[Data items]
★ ★ ★ ★ ★

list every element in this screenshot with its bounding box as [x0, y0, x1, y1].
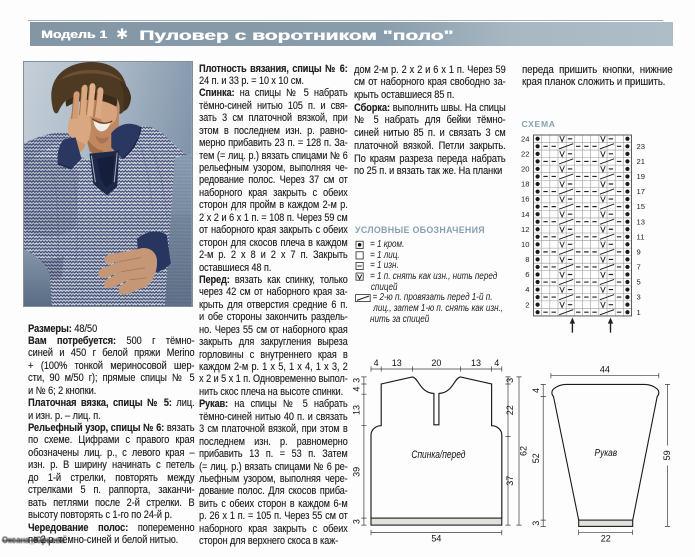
svg-text:13: 13 [352, 405, 362, 415]
svg-text:24: 24 [521, 134, 529, 143]
svg-text:59: 59 [662, 450, 672, 460]
svg-text:54: 54 [431, 534, 441, 544]
svg-text:52: 52 [531, 453, 541, 463]
svg-text:3: 3 [637, 293, 641, 302]
svg-text:4: 4 [531, 388, 541, 393]
svg-text:5: 5 [637, 278, 641, 287]
svg-text:17: 17 [637, 187, 645, 196]
svg-text:37: 37 [505, 476, 515, 486]
svg-text:21: 21 [637, 157, 645, 166]
svg-text:13: 13 [471, 358, 481, 368]
svg-text:3: 3 [505, 378, 515, 383]
svg-text:11: 11 [637, 232, 645, 241]
svg-text:20: 20 [521, 165, 529, 174]
svg-text:15: 15 [637, 202, 645, 211]
svg-text:4: 4 [352, 387, 362, 392]
svg-text:62: 62 [518, 446, 528, 456]
svg-text:3: 3 [531, 521, 541, 526]
svg-text:Рукав: Рукав [595, 448, 618, 459]
svg-text:9: 9 [637, 247, 641, 256]
svg-text:19: 19 [637, 172, 645, 181]
svg-text:Спинка/перед: Спинка/перед [411, 449, 465, 461]
svg-text:12: 12 [521, 225, 529, 234]
svg-text:4: 4 [494, 358, 499, 368]
svg-text:23: 23 [637, 142, 645, 151]
svg-text:20: 20 [431, 358, 441, 368]
svg-text:10: 10 [521, 240, 529, 249]
svg-text:4: 4 [525, 285, 529, 294]
svg-text:3: 3 [352, 519, 362, 524]
svg-text:22: 22 [521, 149, 529, 158]
svg-text:18: 18 [521, 180, 529, 189]
svg-text:7: 7 [637, 263, 641, 272]
svg-text:39: 39 [352, 467, 362, 477]
svg-text:2: 2 [525, 300, 529, 309]
svg-text:13: 13 [392, 358, 402, 368]
svg-text:8: 8 [525, 255, 529, 264]
svg-text:22: 22 [505, 405, 515, 415]
svg-text:6: 6 [525, 270, 529, 279]
svg-text:14: 14 [521, 210, 529, 219]
svg-text:13: 13 [637, 217, 645, 226]
svg-text:4: 4 [374, 358, 379, 368]
svg-text:3: 3 [352, 378, 362, 383]
svg-text:44: 44 [600, 365, 610, 375]
svg-text:22: 22 [601, 533, 611, 543]
svg-text:16: 16 [521, 195, 529, 204]
svg-text:1: 1 [637, 308, 641, 317]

★ ★ ★ ★ ★

Exercise requirements =
Update every record by changing "Рукав" to "Sleeve" and keeping all other text the same. Omit the pictures from your answer.

Solution =
list every element in this screenshot with its bounding box as [x0, y0, x1, y1].
svg-text:13: 13 [352, 405, 362, 415]
svg-text:24: 24 [521, 134, 529, 143]
svg-text:59: 59 [662, 450, 672, 460]
svg-text:54: 54 [431, 534, 441, 544]
svg-text:52: 52 [531, 453, 541, 463]
svg-text:3: 3 [637, 293, 641, 302]
svg-text:4: 4 [531, 388, 541, 393]
svg-text:5: 5 [637, 278, 641, 287]
svg-text:17: 17 [637, 187, 645, 196]
svg-text:37: 37 [505, 476, 515, 486]
svg-text:21: 21 [637, 157, 645, 166]
svg-text:13: 13 [471, 358, 481, 368]
svg-text:3: 3 [505, 378, 515, 383]
svg-text:11: 11 [637, 232, 645, 241]
svg-text:20: 20 [521, 165, 529, 174]
svg-text:15: 15 [637, 202, 645, 211]
svg-text:4: 4 [352, 387, 362, 392]
svg-text:62: 62 [518, 446, 528, 456]
svg-text:3: 3 [531, 521, 541, 526]
svg-text:Sleeve: Sleeve [595, 448, 618, 459]
svg-text:9: 9 [637, 247, 641, 256]
svg-text:19: 19 [637, 172, 645, 181]
svg-text:Спинка/перед: Спинка/перед [411, 449, 465, 461]
svg-text:12: 12 [521, 225, 529, 234]
svg-text:4: 4 [494, 358, 499, 368]
svg-text:23: 23 [637, 142, 645, 151]
svg-text:20: 20 [431, 358, 441, 368]
svg-text:10: 10 [521, 240, 529, 249]
svg-text:4: 4 [525, 285, 529, 294]
svg-text:3: 3 [352, 519, 362, 524]
svg-text:22: 22 [521, 149, 529, 158]
svg-text:18: 18 [521, 180, 529, 189]
svg-text:7: 7 [637, 263, 641, 272]
svg-text:39: 39 [352, 467, 362, 477]
svg-text:2: 2 [525, 300, 529, 309]
svg-text:13: 13 [392, 358, 402, 368]
svg-text:8: 8 [525, 255, 529, 264]
svg-text:22: 22 [505, 405, 515, 415]
svg-text:6: 6 [525, 270, 529, 279]
svg-text:14: 14 [521, 210, 529, 219]
svg-text:13: 13 [637, 217, 645, 226]
svg-text:4: 4 [374, 358, 379, 368]
svg-text:3: 3 [352, 378, 362, 383]
svg-text:44: 44 [600, 365, 610, 375]
svg-text:22: 22 [601, 533, 611, 543]
svg-text:16: 16 [521, 195, 529, 204]
svg-text:1: 1 [637, 308, 641, 317]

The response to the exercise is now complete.